◆ **EXERCISE DESCRIPTION**
Drop the pictures, then extract the listing word for word.

◆ **THE DATA**
··········
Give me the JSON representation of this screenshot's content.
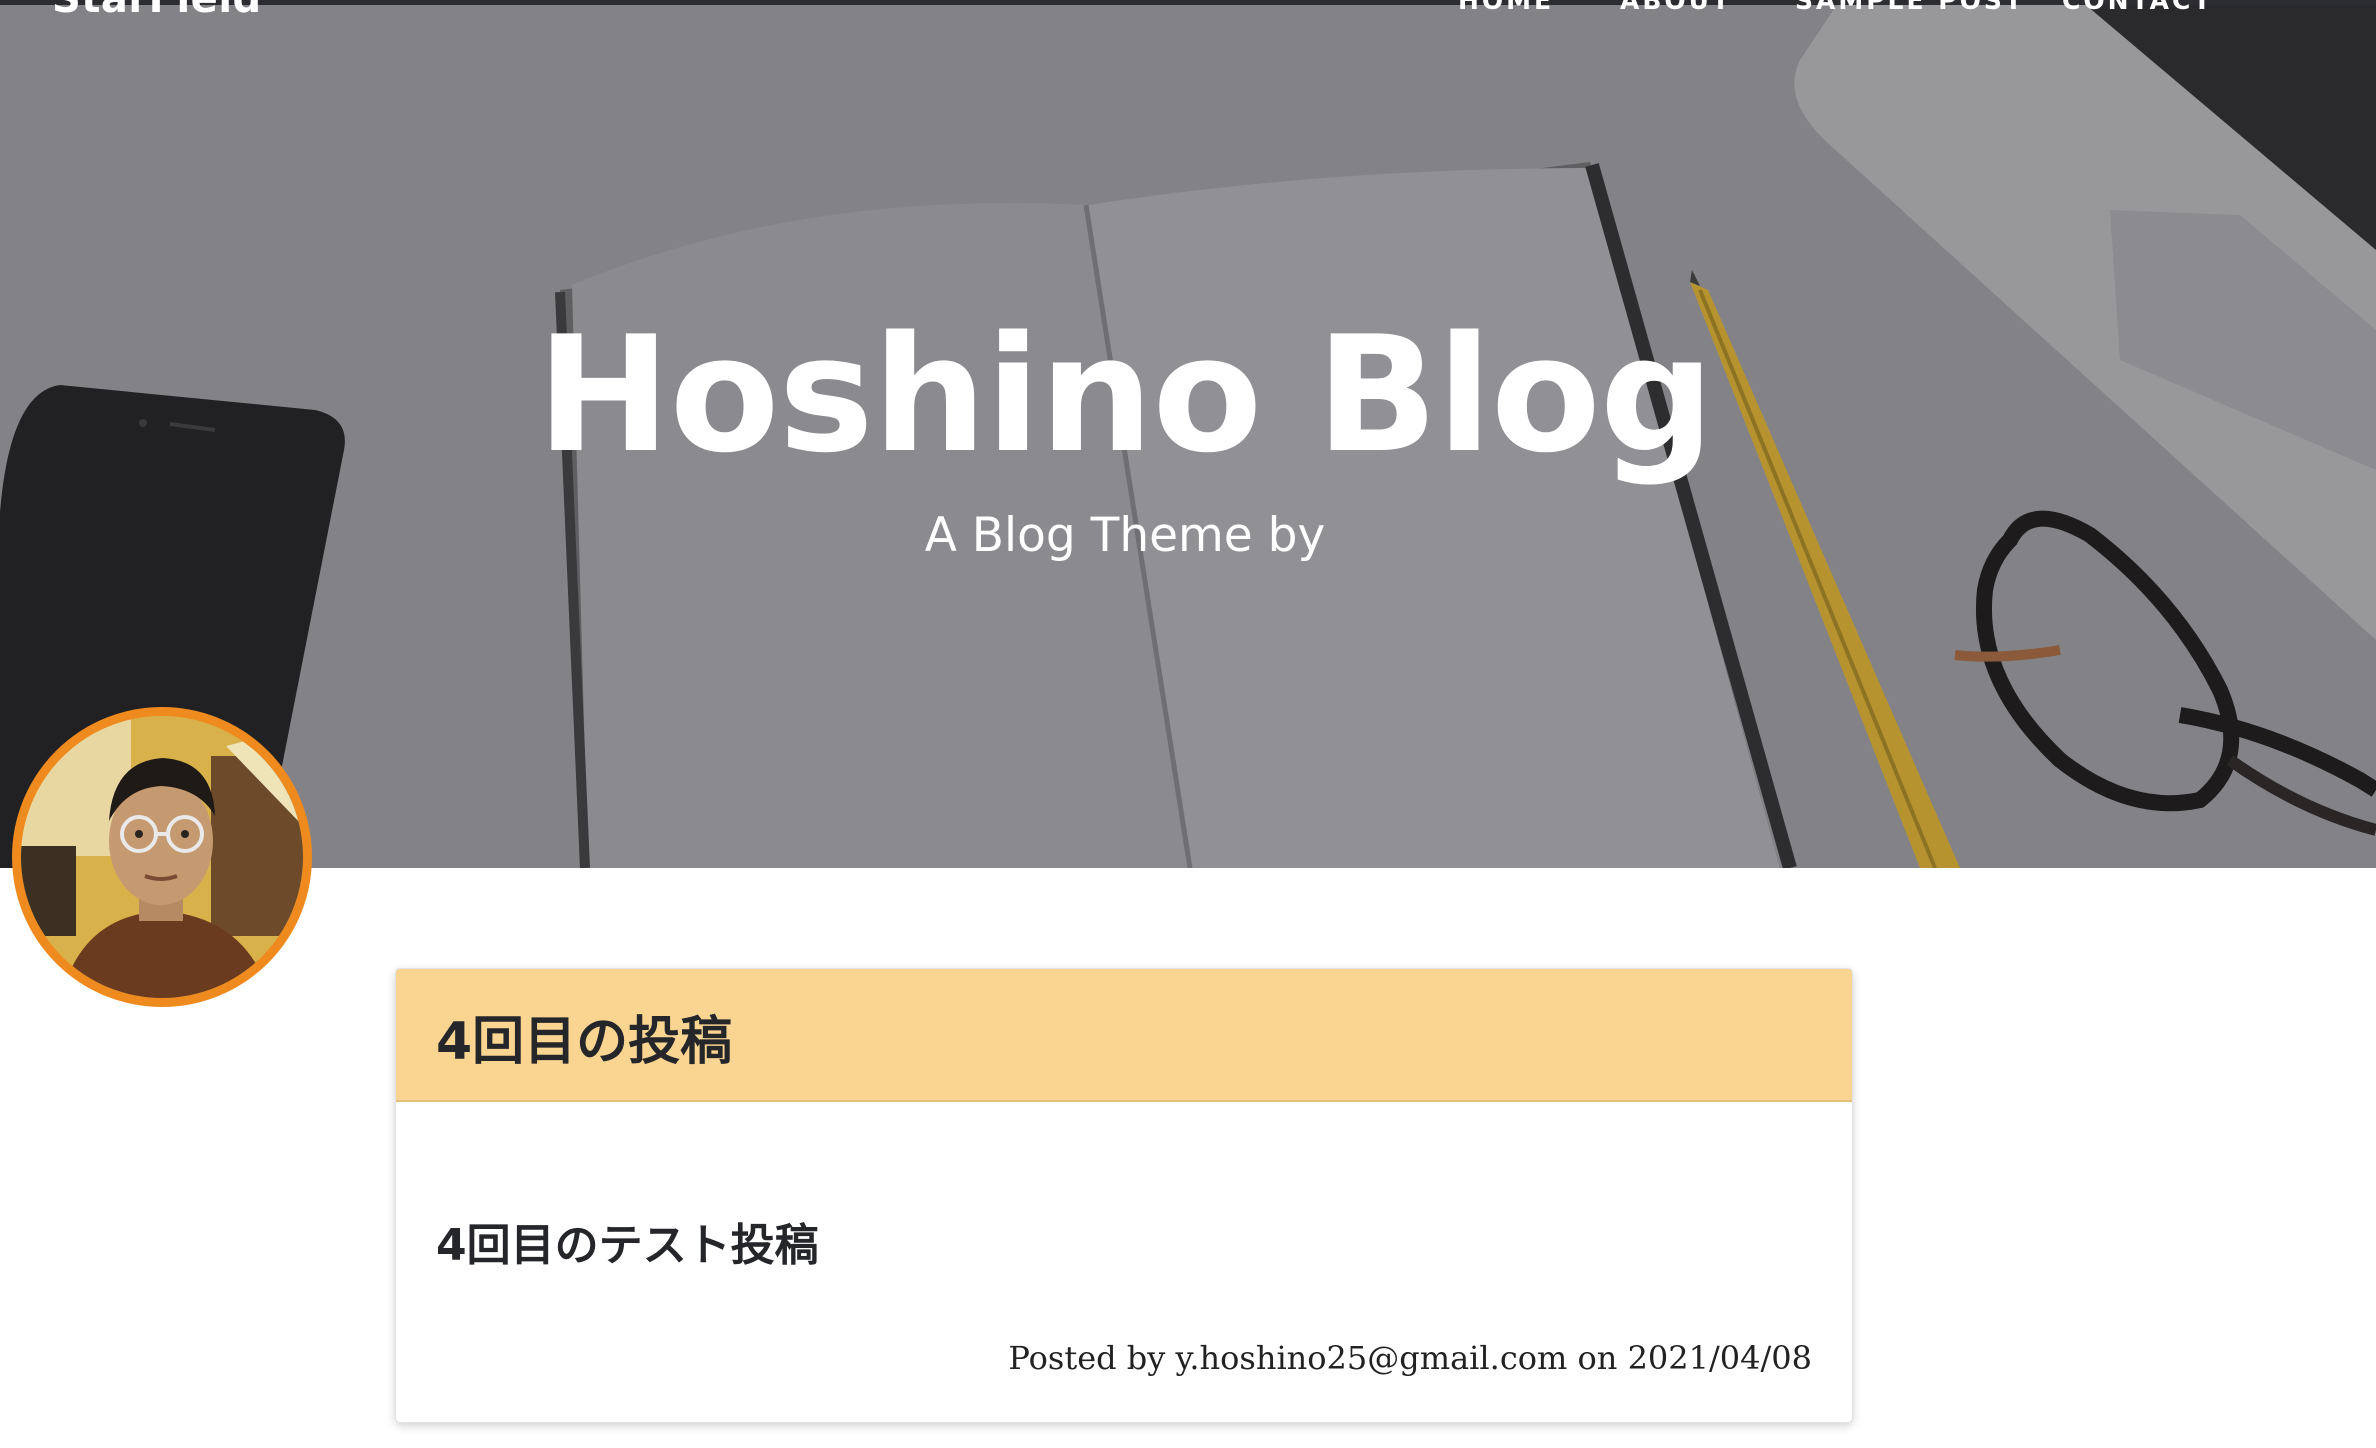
{
  "header": {
    "brand": "StarField",
    "nav": [
      "HOME",
      "ABOUT",
      "SAMPLE POST",
      "CONTACT"
    ]
  },
  "hero": {
    "title": "Hoshino Blog",
    "subtitle": "A Blog Theme by"
  },
  "post": {
    "title": "4回目の投稿",
    "body": "4回目のテスト投稿",
    "meta": "Posted by y.hoshino25@gmail.com on 2021/04/08"
  },
  "colors": {
    "accent_orange": "#ef8a1f",
    "card_header": "#fad591",
    "hero_overlay": "#7f7f82"
  }
}
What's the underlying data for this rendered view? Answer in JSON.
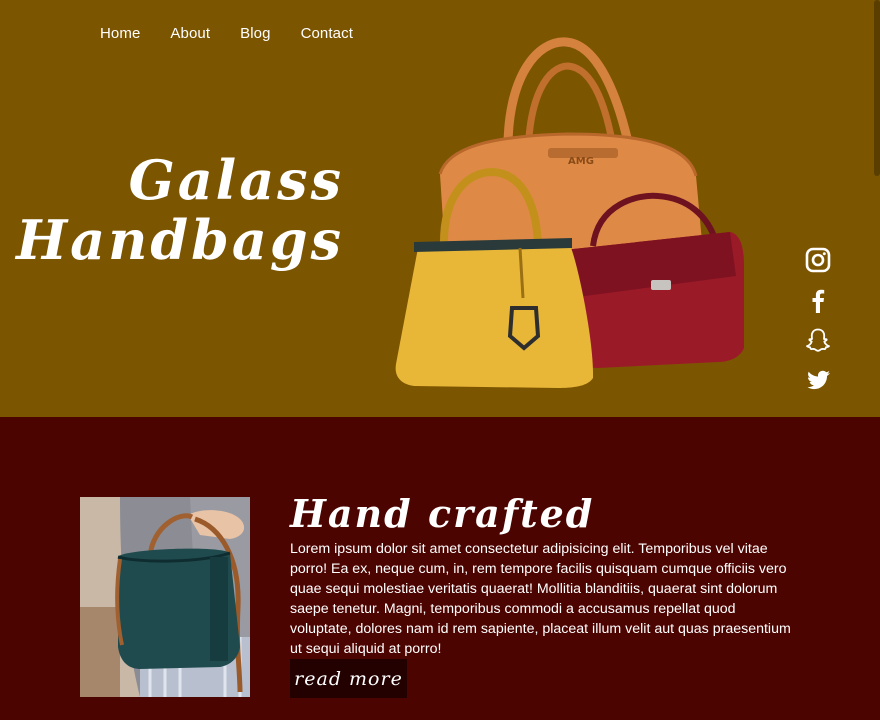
{
  "nav": {
    "items": [
      {
        "label": "Home"
      },
      {
        "label": "About"
      },
      {
        "label": "Blog"
      },
      {
        "label": "Contact"
      }
    ]
  },
  "hero": {
    "title_line1": "Galass",
    "title_line2": "Handbags",
    "bag_brand_text": "AMG"
  },
  "social": {
    "icons": [
      "instagram-icon",
      "facebook-icon",
      "snapchat-icon",
      "twitter-icon"
    ]
  },
  "feature": {
    "title": "Hand crafted",
    "text": "Lorem ipsum dolor sit amet consectetur adipisicing elit. Temporibus vel vitae porro! Ea ex, neque cum, in, rem tempore facilis quisquam cumque officiis vero quae sequi molestiae veritatis quaerat! Mollitia blanditiis, quaerat sint dolorum saepe tenetur. Magni, temporibus commodi a accusamus repellat quod voluptate, dolores nam id rem sapiente, placeat illum velit aut quas praesentium ut sequi aliquid at porro!",
    "button_label": "read more"
  },
  "colors": {
    "hero_bg": "#7c5501",
    "section_bg": "#4c0401",
    "button_bg": "#220100",
    "text": "#ffffff"
  }
}
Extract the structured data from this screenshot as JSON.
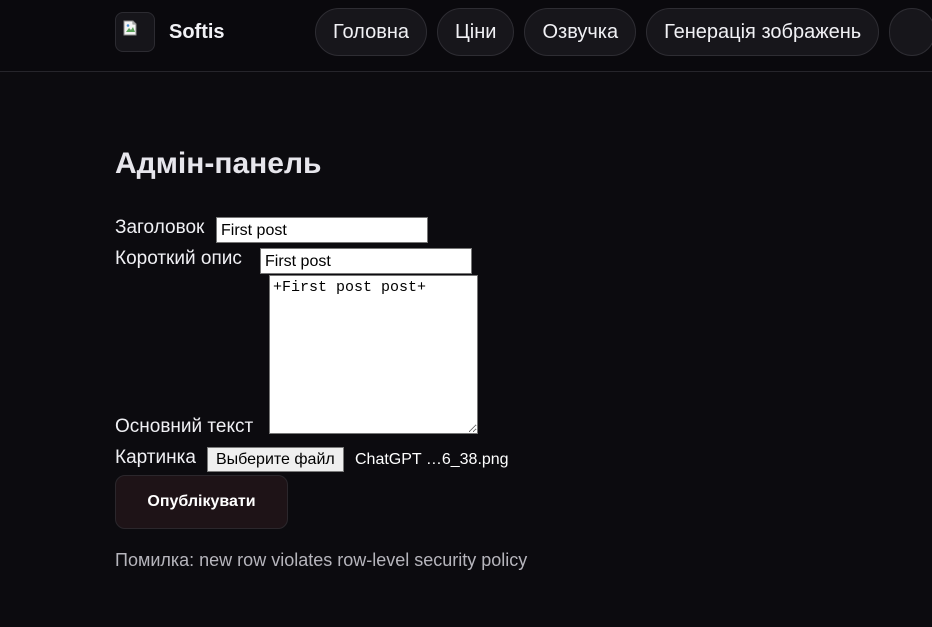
{
  "header": {
    "brand": "Softis",
    "nav": [
      "Головна",
      "Ціни",
      "Озвучка",
      "Генерація зображень"
    ]
  },
  "page": {
    "title": "Адмін-панель"
  },
  "form": {
    "title_label": "Заголовок",
    "title_value": "First post",
    "short_label": "Короткий опис",
    "short_value": "First post",
    "body_label": "Основний текст",
    "body_value": "+First post post+",
    "image_label": "Картинка",
    "file_button": "Выберите файл",
    "file_name": "ChatGPT …6_38.png",
    "submit_label": "Опублікувати"
  },
  "status": {
    "error": "Помилка: new row violates row-level security policy"
  },
  "icons": {
    "logo": "broken-image-icon"
  }
}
··········
◆ **WORKED SOLUTION**
Give me the JSON representation of this screenshot's content.
{
  "header": {
    "brand": "StarField",
    "nav": [
      "HOME",
      "ABOUT",
      "SAMPLE POST",
      "CONTACT"
    ]
  },
  "hero": {
    "title": "Hoshino Blog",
    "subtitle": "A Blog Theme by"
  },
  "post": {
    "title": "4回目の投稿",
    "body": "4回目のテスト投稿",
    "meta": "Posted by y.hoshino25@gmail.com on 2021/04/08"
  },
  "colors": {
    "accent_orange": "#ef8a1f",
    "card_header": "#fad591",
    "hero_overlay": "#7f7f82"
  }
}
What's the underlying data for this rendered view? Answer in JSON.
{
  "nav": {
    "items": [
      {
        "label": "Home"
      },
      {
        "label": "About"
      },
      {
        "label": "Blog"
      },
      {
        "label": "Contact"
      }
    ]
  },
  "hero": {
    "title_line1": "Galass",
    "title_line2": "Handbags",
    "bag_brand_text": "AMG"
  },
  "social": {
    "icons": [
      "instagram-icon",
      "facebook-icon",
      "snapchat-icon",
      "twitter-icon"
    ]
  },
  "feature": {
    "title": "Hand crafted",
    "text": "Lorem ipsum dolor sit amet consectetur adipisicing elit. Temporibus vel vitae porro! Ea ex, neque cum, in, rem tempore facilis quisquam cumque officiis vero quae sequi molestiae veritatis quaerat! Mollitia blanditiis, quaerat sint dolorum saepe tenetur. Magni, temporibus commodi a accusamus repellat quod voluptate, dolores nam id rem sapiente, placeat illum velit aut quas praesentium ut sequi aliquid at porro!",
    "button_label": "read more"
  },
  "colors": {
    "hero_bg": "#7c5501",
    "section_bg": "#4c0401",
    "button_bg": "#220100",
    "text": "#ffffff"
  }
}
Extract the structured data from this screenshot as JSON.
{
  "header": {
    "brand": "Softis",
    "nav": [
      "Головна",
      "Ціни",
      "Озвучка",
      "Генерація зображень"
    ]
  },
  "page": {
    "title": "Адмін-панель"
  },
  "form": {
    "title_label": "Заголовок",
    "title_value": "First post",
    "short_label": "Короткий опис",
    "short_value": "First post",
    "body_label": "Основний текст",
    "body_value": "+First post post+",
    "image_label": "Картинка",
    "file_button": "Выберите файл",
    "file_name": "ChatGPT …6_38.png",
    "submit_label": "Опублікувати"
  },
  "status": {
    "error": "Помилка: new row violates row-level security policy"
  },
  "icons": {
    "logo": "broken-image-icon"
  }
}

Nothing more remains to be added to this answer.